A run of records

— start —

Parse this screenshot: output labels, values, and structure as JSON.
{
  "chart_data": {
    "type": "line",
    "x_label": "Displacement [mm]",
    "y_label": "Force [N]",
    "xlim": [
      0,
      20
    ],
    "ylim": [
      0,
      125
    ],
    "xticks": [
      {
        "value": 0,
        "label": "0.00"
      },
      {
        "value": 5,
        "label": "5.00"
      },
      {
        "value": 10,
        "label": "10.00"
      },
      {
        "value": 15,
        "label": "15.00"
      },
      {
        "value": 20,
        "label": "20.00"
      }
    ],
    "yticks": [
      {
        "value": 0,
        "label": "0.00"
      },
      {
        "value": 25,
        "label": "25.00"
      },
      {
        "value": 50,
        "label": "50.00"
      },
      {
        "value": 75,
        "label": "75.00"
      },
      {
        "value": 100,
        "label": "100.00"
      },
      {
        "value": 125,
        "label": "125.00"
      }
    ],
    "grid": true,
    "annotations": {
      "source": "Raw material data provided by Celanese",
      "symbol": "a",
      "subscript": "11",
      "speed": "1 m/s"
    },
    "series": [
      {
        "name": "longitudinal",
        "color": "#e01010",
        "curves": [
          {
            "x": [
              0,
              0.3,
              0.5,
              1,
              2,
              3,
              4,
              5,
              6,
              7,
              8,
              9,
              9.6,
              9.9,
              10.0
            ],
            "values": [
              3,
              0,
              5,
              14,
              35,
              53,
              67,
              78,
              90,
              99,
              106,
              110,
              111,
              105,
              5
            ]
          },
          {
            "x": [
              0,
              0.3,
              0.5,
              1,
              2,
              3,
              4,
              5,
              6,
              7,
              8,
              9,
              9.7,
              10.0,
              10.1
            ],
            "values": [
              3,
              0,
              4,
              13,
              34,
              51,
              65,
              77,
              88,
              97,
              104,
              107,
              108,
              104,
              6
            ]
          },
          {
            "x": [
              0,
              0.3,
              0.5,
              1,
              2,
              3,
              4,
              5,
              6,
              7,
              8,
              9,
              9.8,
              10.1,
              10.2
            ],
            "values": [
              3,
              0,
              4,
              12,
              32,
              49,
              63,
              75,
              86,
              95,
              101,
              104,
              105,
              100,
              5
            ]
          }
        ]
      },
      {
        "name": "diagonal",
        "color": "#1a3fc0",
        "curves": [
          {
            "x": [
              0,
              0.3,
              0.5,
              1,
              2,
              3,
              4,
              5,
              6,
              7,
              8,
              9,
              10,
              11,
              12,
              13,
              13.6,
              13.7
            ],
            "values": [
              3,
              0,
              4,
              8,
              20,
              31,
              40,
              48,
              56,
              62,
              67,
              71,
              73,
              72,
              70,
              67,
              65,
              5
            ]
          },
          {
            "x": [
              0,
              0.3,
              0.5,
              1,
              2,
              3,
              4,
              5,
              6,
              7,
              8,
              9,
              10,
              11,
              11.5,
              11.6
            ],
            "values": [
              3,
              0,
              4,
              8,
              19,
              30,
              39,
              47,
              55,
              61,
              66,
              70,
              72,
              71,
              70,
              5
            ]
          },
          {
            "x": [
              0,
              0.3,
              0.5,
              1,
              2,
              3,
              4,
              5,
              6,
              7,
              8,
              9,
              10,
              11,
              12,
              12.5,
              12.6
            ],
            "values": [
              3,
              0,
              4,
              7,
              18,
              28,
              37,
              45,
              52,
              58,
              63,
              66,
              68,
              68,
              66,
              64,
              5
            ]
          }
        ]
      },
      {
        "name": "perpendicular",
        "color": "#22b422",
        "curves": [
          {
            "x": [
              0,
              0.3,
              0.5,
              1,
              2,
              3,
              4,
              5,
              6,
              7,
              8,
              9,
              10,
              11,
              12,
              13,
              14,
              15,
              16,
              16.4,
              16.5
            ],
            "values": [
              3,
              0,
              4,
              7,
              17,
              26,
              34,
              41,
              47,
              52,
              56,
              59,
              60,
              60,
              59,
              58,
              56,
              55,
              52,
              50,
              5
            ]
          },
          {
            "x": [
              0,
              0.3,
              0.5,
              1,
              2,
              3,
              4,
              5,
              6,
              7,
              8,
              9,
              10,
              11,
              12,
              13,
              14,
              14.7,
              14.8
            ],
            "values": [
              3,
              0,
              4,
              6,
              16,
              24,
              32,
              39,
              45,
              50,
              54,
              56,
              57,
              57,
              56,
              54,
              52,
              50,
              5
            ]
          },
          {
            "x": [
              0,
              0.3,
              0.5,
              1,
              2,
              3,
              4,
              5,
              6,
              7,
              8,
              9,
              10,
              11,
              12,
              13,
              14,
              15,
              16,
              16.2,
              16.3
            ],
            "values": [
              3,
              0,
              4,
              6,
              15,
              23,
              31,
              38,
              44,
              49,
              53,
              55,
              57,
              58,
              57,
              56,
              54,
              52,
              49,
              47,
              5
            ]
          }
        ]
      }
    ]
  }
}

— end —

WRITTEN PROBLEM: List every line from the entries above in which "name" appears.

FINAL RESULT:
        "name": "longitudinal",
        "name": "diagonal",
        "name": "perpendicular",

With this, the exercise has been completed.